Listing:
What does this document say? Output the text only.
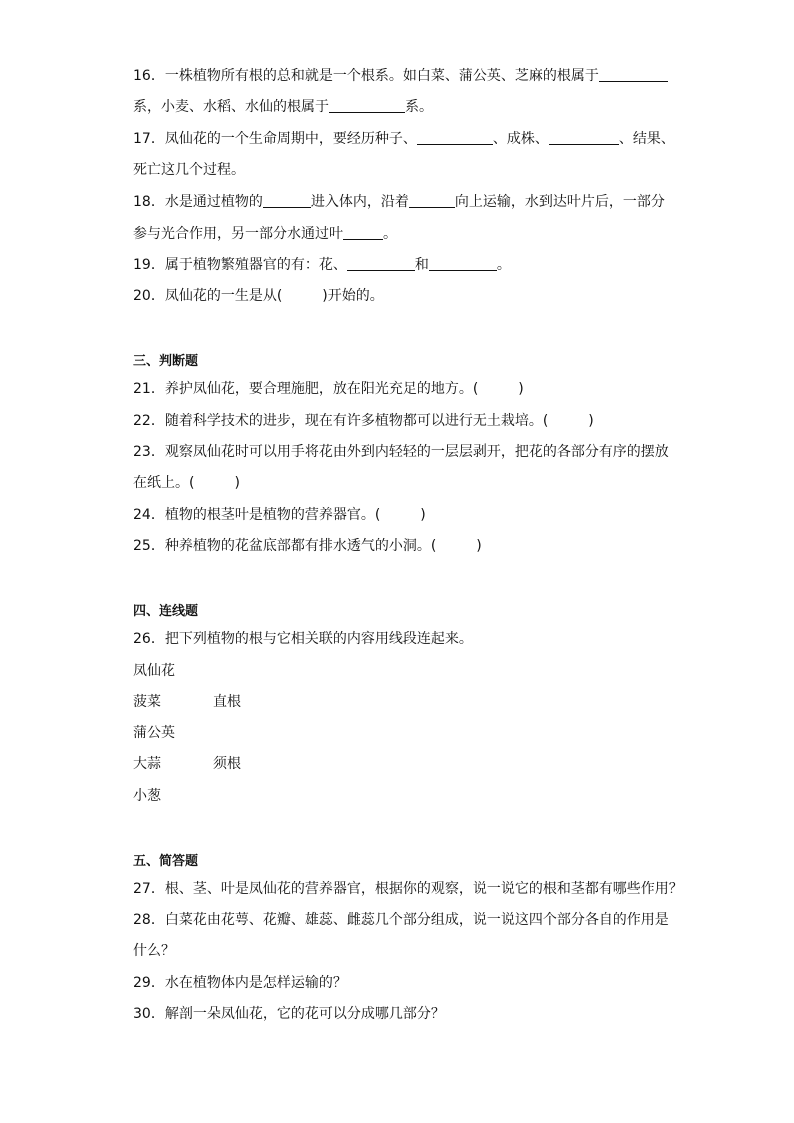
16．一株植物所有根的总和就是一个根系。如白菜、蒲公英、芝麻的根属于
系，小麦、水稻、水仙的根属于	系。
17．凤仙花的一个生命周期中，要经历种子、	、成株、	、结果、
死亡这几个过程。
18．水是通过植物的	进入体内，沿着	向上运输，水到达叶片后，一部分
参与光合作用，另一部分水通过叶	。
19．属于植物繁殖器官的有：花、	和	。
20．凤仙花的一生是从(	)开始的。
三、判断题
21．养护凤仙花，要合理施肥，放在阳光充足的地方。(	)
22．随着科学技术的进步，现在有许多植物都可以进行无土栽培。(	)
23．观察凤仙花时可以用手将花由外到内轻轻的一层层剥开，把花的各部分有序的摆放
在纸上。(	)
24．植物的根茎叶是植物的营养器官。(	)
25．种养植物的花盆底部都有排水透气的小洞。(	)
四、连线题
26．把下列植物的根与它相关联的内容用线段连起来。
凤仙花
菠菜	直根
蒲公英
大蒜	须根
小葱
五、简答题
27．根、茎、叶是凤仙花的营养器官，根据你的观察，说一说它的根和茎都有哪些作用？
28．白菜花由花萼、花瓣、雄蕊、雌蕊几个部分组成，说一说这四个部分各自的作用是
什么？
29．水在植物体内是怎样运输的？
30．解剖一朵凤仙花，它的花可以分成哪几部分？
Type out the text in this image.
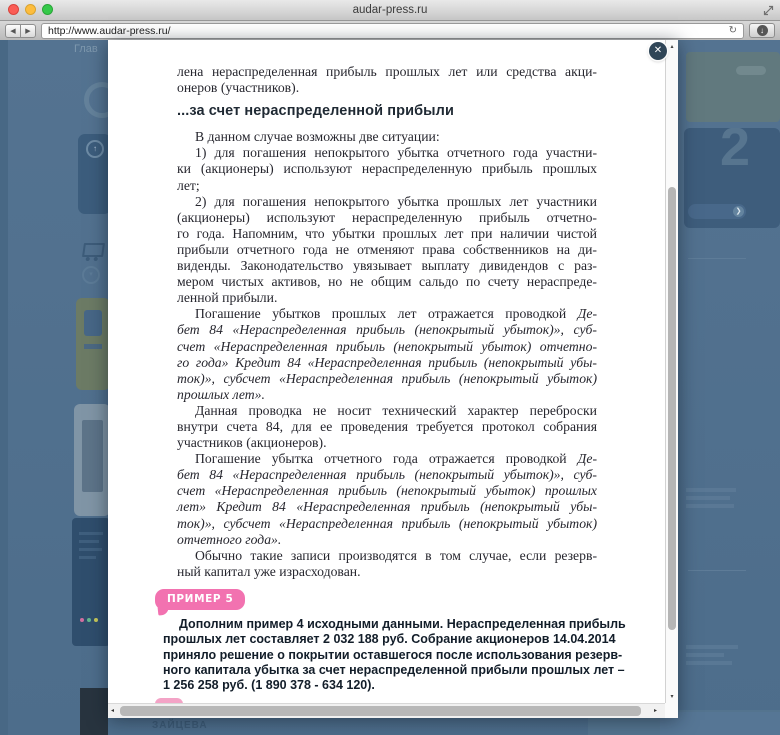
audar-press.ru
◀ ▶ http://www.audar-press.ru/	↻	↓
Глав
↑
▾
ЗАЙЦЕВА
2
❯
✕
лена нераспределенная прибыль прошлых лет или средства акци-
онеров (участников).
...за счет нераспределенной прибыли
В данном случае возможны две ситуации:
1) для погашения непокрытого убытка отчетного года участни-
ки (акционеры) используют нераспределенную прибыль прошлых
лет;
2) для погашения непокрытого убытка прошлых лет участники
(акционеры) используют нераспределенную прибыль отчетно-
го года. Напомним, что убытки прошлых лет при наличии чистой
прибыли отчетного года не отменяют права собственников на ди-
виденды. Законодательство увязывает выплату дивидендов с раз-
мером чистых активов, но не общим сальдо по счету нераспреде-
ленной прибыли.
Погашение убытков прошлых лет отражается проводкой Де-
бет 84 «Нераспределенная прибыль (непокрытый убыток)», суб-
счет «Нераспределенная прибыль (непокрытый убыток) отчетно-
го года» Кредит 84 «Нераспределенная прибыль (непокрытый убы-
ток)», субсчет «Нераспределенная прибыль (непокрытый убыток)
прошлых лет».
Данная проводка не носит технический характер переброски
внутри счета 84, для ее проведения требуется протокол собрания
участников (акционеров).
Погашение убытка отчетного года отражается проводкой Де-
бет 84 «Нераспределенная прибыль (непокрытый убыток)», суб-
счет «Нераспределенная прибыль (непокрытый убыток) прошлых
лет» Кредит 84 «Нераспределенная прибыль (непокрытый убы-
ток)», субсчет «Нераспределенная прибыль (непокрытый убыток)
отчетного года».
Обычно такие записи производятся в том случае, если резерв-
ный капитал уже израсходован.
ПРИМЕР 5
Дополним пример 4 исходными данными. Нераспределенная прибыль
прошлых лет составляет 2 032 188 руб. Собрание акционеров 14.04.2014
приняло решение о покрытии оставшегося после использования резерв-
ного капитала убытка за счет нераспределенной прибыли прошлых лет –
1 256 258 руб. (1 890 378 - 634 120).
▴
▾
◂	▸
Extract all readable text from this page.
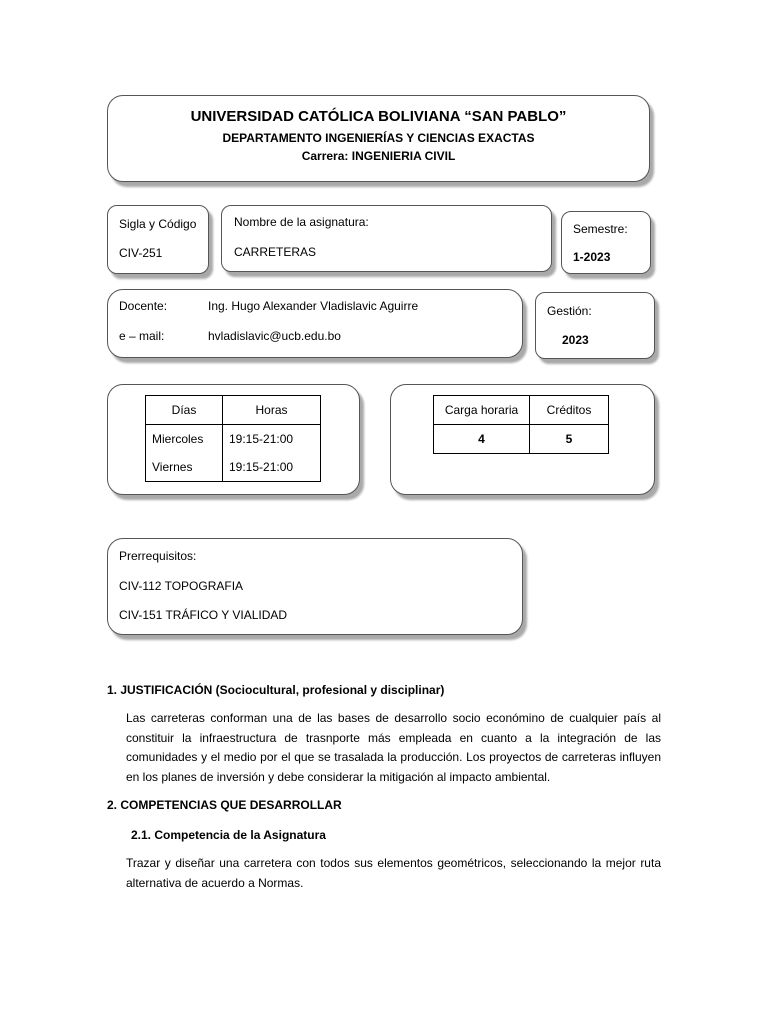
UNIVERSIDAD CATÓLICA BOLIVIANA “SAN PABLO”
DEPARTAMENTO INGENIERÍAS Y CIENCIAS EXACTAS
Carrera: INGENIERIA CIVIL
Sigla y Código
CIV-251
Nombre de la asignatura:
CARRETERAS
Semestre:
1-2023
Docente:	Ing. Hugo Alexander Vladislavic Aguirre
e – mail:	hvladislavic@ucb.edu.bo
Gestión:
2023
Días	Horas
Miercoles	19:15-21:00
Viernes	19:15-21:00
Carga horaria	Créditos
4	5
Prerrequisitos:
CIV-112 TOPOGRAFIA
CIV-151 TRÁFICO Y VIALIDAD
1. JUSTIFICACIÓN (Sociocultural, profesional y disciplinar)
Las carreteras conforman una de las bases de desarrollo socio económino de cualquier país al constituir la infraestructura de trasnporte más empleada en cuanto a la integración de las comunidades y el medio por el que se trasalada la producción. Los proyectos de carreteras influyen en los planes de inversión y debe considerar la mitigación al impacto ambiental.
2. COMPETENCIAS QUE DESARROLLAR
2.1. Competencia de la Asignatura
Trazar y diseñar una carretera con todos sus elementos geométricos, seleccionando la mejor ruta alternativa de acuerdo a Normas.
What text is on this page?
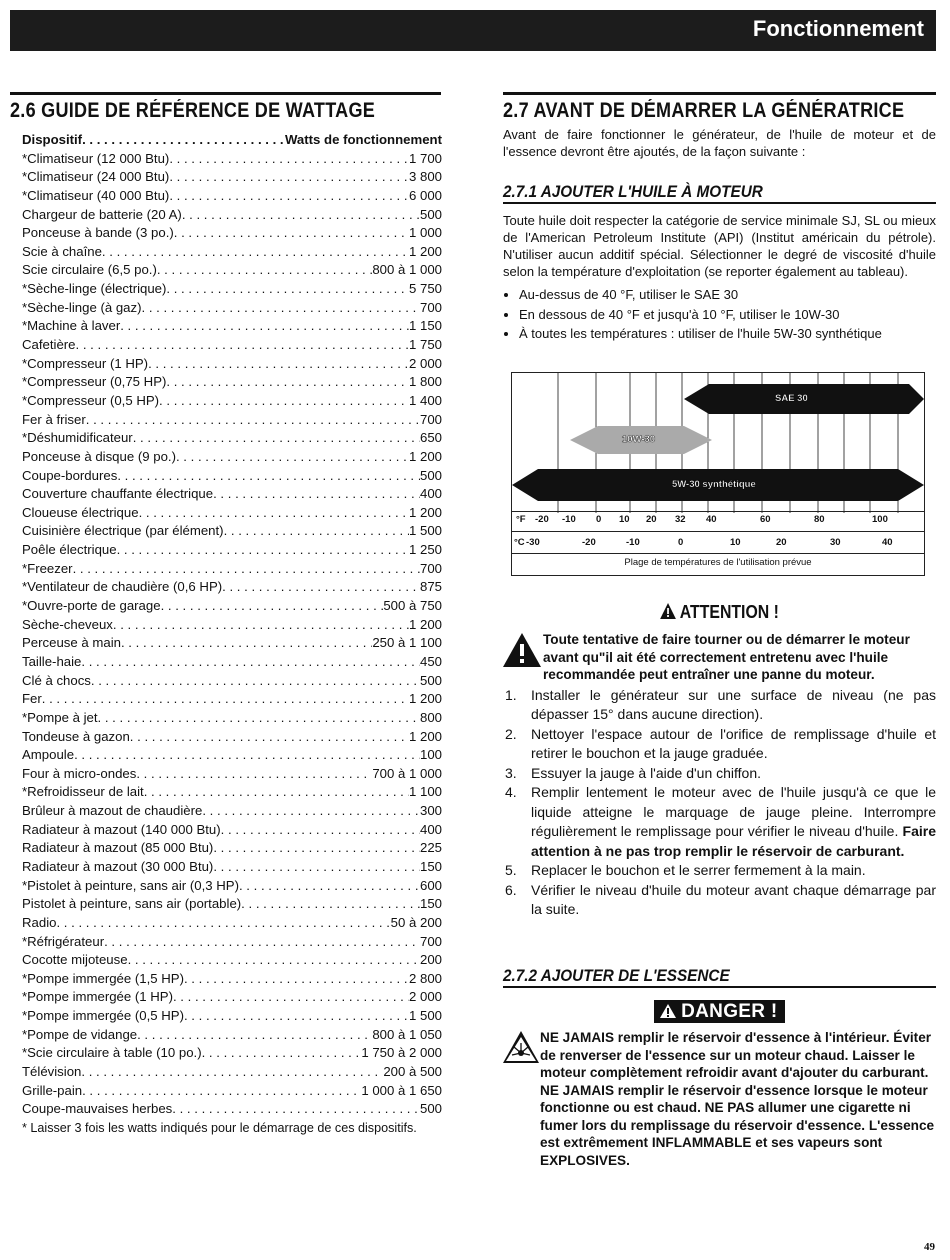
Fonctionnement
2.6 GUIDE DE RÉFÉRENCE DE WATTAGE
Dispositif . . .	Watts de fonctionnement
*Climatiseur (12 000 Btu) . . .	1 700
*Climatiseur (24 000 Btu) . . .	3 800
*Climatiseur (40 000 Btu) . . .	6 000
Chargeur de batterie (20 A) . . .	500
Ponceuse à bande (3 po.) . . .	1 000
Scie à chaîne . . .	1 200
Scie circulaire (6,5 po.) . . .	800 à 1 000
*Sèche-linge (électrique) . . .	5 750
*Sèche-linge (à gaz) . . .	700
*Machine à laver . . .	1 150
Cafetière . . .	1 750
*Compresseur (1 HP) . . .	2 000
*Compresseur (0,75 HP) . . .	1 800
*Compresseur (0,5 HP) . . .	1 400
Fer à friser . . .	700
*Déshumidificateur . . .	650
Ponceuse à disque (9 po.) . . .	1 200
Coupe-bordures . . .	500
Couverture chauffante électrique . . .	400
Cloueuse électrique . . .	1 200
Cuisinière électrique (par élément) . . .	1 500
Poêle électrique . . .	1 250
*Freezer . . .	700
*Ventilateur de chaudière (0,6 HP) . . .	875
*Ouvre-porte de garage . . .	500 à 750
Sèche-cheveux . . .	1 200
Perceuse à main . . .	250 à 1 100
Taille-haie . . .	450
Clé à chocs . . .	500
Fer . . .	1 200
*Pompe à jet . . .	800
Tondeuse à gazon . . .	1 200
Ampoule . . .	100
Four à micro-ondes . . .	700 à 1 000
*Refroidisseur de lait . . .	1 100
Brûleur à mazout de chaudière . . .	300
Radiateur à mazout (140 000 Btu) . . .	400
Radiateur à mazout (85 000 Btu) . . .	225
Radiateur à mazout (30 000 Btu) . . .	150
*Pistolet à peinture, sans air (0,3 HP) . . .	600
Pistolet à peinture, sans air (portable) . . .	150
Radio . . .	50 à 200
*Réfrigérateur . . .	700
Cocotte mijoteuse . . .	200
*Pompe immergée (1,5 HP) . . .	2 800
*Pompe immergée (1 HP) . . .	2 000
*Pompe immergée (0,5 HP) . . .	1 500
*Pompe de vidange . . .	800 à 1 050
*Scie circulaire à table (10 po.) . . .	1 750 à 2 000
Télévision . . .	200 à 500
Grille-pain . . .	1 000 à 1 650
Coupe-mauvaises herbes . . .	500
* Laisser 3 fois les watts indiqués pour le démarrage de ces dispositifs.
2.7 AVANT DE DÉMARRER LA GÉNÉRATRICE

Avant de faire fonctionner le générateur, de l'huile de moteur et de l'essence devront être ajoutés, de la façon suivante :

2.7.1 AJOUTER L'HUILE À MOTEUR

Toute huile doit respecter la catégorie de service minimale SJ, SL ou mieux de l'American Petroleum Institute (API) (Institut américain du pétrole). N'utiliser aucun additif spécial. Sélectionner le degré de viscosité d'huile selon la température d'exploitation (se reporter également au tableau).

• Au-dessus de 40 °F, utiliser le SAE 30
• En dessous de 40 °F et jusqu'à 10 °F, utiliser le 10W-30
• À toutes les températures : utiliser de l'huile 5W-30 synthétique
SAE 30
10W-30
5W-30 synthétique
°F -20 -10 0 10 20 32 40	60	80	100
°C -30	-20	-10	0	10	20	30	40
Plage de températures de l'utilisation prévue
ATTENTION !
Toute tentative de faire tourner ou de démarrer le moteur avant qu"il ait été correctement entretenu avec l'huile recommandée peut entraîner une panne du moteur.
1. Installer le générateur sur une surface de niveau (ne pas dépasser 15° dans aucune direction).
2. Nettoyer l'espace autour de l'orifice de remplissage d'huile et retirer le bouchon et la jauge graduée.
3. Essuyer la jauge à l'aide d'un chiffon.
4. Remplir lentement le moteur avec de l'huile jusqu'à ce que le liquide atteigne le marquage de jauge pleine. Interrompre régulièrement le remplissage pour vérifier le niveau d'huile. Faire attention à ne pas trop remplir le réservoir de carburant.
5. Replacer le bouchon et le serrer fermement à la main.
6. Vérifier le niveau d'huile du moteur avant chaque démarrage par la suite.
2.7.2 AJOUTER DE L'ESSENCE
DANGER !
NE JAMAIS remplir le réservoir d'essence à l'intérieur. Éviter de renverser de l'essence sur un moteur chaud. Laisser le moteur complètement refroidir avant d'ajouter du carburant. NE JAMAIS remplir le réservoir d'essence lorsque le moteur fonctionne ou est chaud. NE PAS allumer une cigarette ni fumer lors du remplissage du réservoir d'essence. L'essence est extrêmement INFLAMMABLE et ses vapeurs sont EXPLOSIVES.
49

What you are asked to do:
Copy out every line with the word "непокрытого".

Finished answer:
1) для погашения непокрытого убытка отчетного года участни-
2) для погашения непокрытого убытка прошлых лет участники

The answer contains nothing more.